Extracted data entries:

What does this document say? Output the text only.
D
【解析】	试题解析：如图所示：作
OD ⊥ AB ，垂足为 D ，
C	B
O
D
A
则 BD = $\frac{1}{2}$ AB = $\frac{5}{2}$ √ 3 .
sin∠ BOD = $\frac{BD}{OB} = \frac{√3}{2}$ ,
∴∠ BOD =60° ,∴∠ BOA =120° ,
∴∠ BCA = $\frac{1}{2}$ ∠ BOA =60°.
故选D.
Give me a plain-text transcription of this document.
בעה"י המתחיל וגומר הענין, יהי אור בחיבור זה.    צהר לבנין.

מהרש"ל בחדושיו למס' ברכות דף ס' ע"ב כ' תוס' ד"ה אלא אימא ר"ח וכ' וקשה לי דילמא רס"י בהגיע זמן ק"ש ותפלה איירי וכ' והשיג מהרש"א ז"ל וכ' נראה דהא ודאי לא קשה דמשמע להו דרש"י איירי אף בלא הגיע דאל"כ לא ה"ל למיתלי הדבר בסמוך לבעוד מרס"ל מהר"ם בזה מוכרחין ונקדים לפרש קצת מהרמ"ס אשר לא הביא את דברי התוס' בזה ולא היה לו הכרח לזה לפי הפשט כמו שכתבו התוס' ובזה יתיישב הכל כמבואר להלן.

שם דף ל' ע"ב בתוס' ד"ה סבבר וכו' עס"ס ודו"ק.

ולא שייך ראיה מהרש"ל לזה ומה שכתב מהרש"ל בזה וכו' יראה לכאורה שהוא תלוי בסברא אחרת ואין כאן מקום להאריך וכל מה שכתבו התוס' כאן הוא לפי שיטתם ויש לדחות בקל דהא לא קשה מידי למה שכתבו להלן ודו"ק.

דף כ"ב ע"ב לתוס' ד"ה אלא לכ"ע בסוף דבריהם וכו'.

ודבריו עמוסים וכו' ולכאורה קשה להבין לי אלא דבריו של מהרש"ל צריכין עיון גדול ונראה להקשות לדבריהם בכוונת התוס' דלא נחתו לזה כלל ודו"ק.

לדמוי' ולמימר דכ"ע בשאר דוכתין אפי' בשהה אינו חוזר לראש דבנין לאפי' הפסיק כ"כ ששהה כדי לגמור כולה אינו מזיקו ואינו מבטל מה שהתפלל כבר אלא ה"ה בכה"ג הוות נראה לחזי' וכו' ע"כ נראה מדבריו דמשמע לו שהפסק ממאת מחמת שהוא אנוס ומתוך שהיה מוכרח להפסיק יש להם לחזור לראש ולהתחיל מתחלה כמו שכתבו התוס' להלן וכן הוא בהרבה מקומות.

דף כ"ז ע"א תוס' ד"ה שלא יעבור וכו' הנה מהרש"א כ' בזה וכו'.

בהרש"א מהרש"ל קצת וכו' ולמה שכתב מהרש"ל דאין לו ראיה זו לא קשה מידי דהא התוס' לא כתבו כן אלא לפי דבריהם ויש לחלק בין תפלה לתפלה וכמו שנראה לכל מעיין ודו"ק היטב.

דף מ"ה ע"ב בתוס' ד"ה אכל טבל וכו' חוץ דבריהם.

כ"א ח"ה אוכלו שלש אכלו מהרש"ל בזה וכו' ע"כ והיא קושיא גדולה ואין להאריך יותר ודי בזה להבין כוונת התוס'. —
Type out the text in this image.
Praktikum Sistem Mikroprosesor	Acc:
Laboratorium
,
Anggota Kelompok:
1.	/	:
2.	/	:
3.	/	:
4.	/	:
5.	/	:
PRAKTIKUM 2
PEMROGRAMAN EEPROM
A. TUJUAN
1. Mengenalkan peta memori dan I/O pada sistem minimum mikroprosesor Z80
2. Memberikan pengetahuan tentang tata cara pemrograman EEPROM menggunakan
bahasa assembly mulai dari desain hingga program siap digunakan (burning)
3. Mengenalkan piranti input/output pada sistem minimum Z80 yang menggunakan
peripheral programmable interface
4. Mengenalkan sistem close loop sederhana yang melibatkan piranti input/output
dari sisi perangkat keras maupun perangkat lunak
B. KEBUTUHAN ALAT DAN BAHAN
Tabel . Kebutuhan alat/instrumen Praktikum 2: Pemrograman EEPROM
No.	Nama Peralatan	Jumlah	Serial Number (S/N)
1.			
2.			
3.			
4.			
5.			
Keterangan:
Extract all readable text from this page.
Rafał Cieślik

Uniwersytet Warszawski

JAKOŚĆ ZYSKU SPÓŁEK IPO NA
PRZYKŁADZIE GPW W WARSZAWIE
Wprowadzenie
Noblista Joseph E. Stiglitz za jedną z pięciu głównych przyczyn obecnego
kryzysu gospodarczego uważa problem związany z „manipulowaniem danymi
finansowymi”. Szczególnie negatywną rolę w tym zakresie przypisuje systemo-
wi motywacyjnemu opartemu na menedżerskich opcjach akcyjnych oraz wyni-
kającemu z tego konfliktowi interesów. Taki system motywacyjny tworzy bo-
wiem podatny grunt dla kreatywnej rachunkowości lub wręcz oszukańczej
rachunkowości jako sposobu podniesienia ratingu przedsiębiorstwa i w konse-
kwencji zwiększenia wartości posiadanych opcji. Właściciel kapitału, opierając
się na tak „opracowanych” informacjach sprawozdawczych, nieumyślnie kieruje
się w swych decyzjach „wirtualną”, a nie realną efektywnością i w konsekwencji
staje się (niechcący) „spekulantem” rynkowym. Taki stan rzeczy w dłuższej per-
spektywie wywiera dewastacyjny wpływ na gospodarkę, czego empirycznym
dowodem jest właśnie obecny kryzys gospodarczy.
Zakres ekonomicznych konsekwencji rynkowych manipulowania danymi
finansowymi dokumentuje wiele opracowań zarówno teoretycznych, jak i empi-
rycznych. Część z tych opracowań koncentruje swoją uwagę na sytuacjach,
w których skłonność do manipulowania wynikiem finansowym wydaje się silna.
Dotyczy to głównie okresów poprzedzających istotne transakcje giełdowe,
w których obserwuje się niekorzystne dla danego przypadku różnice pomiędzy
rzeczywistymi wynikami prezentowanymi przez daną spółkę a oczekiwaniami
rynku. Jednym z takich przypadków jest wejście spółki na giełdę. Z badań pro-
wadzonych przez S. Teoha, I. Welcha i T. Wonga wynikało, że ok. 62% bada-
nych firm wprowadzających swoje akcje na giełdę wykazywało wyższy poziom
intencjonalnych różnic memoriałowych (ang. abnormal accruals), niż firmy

=== Required work ===
Choose all lines containing the string "שכתבו" and copy them out.

=== Solution to this task ===
מהרש"ל בחדושיו למס' ברכות דף ס' ע"ב כ' תוס' ד"ה אלא אימא ר"ח וכ' וקשה לי דילמא רס"י בהגיע זמן ק"ש ותפלה איירי וכ' והשיג מהרש"א ז"ל וכ' נראה דהא ודאי לא קשה דמשמע להו דרש"י איירי אף בלא הגיע דאל"כ לא ה"ל למיתלי הדבר בסמוך לבעוד מרס"ל מהר"ם בזה מוכרחין ונקדים לפרש קצת מהרמ"ס אשר לא הביא את דברי התוס' בזה ולא היה לו הכרח לזה לפי הפשט כמו שכתבו התוס' ובזה יתיישב הכל כמבואר להלן.
ולא שייך ראיה מהרש"ל לזה ומה שכתב מהרש"ל בזה וכו' יראה לכאורה שהוא תלוי בסברא אחרת ואין כאן מקום להאריך וכל מה שכתבו התוס' כאן הוא לפי שיטתם ויש לדחות בקל דהא לא קשה מידי למה שכתבו להלן ודו"ק.
לדמוי' ולמימר דכ"ע בשאר דוכתין אפי' בשהה אינו חוזר לראש דבנין לאפי' הפסיק כ"כ ששהה כדי לגמור כולה אינו מזיקו ואינו מבטל מה שהתפלל כבר אלא ה"ה בכה"ג הוות נראה לחזי' וכו' ע"כ נראה מדבריו דמשמע לו שהפסק ממאת מחמת שהוא אנוס ומתוך שהיה מוכרח להפסיק יש להם לחזור לראש ולהתחיל מתחלה כמו שכתבו התוס' להלן וכן הוא בהרבה מקומות.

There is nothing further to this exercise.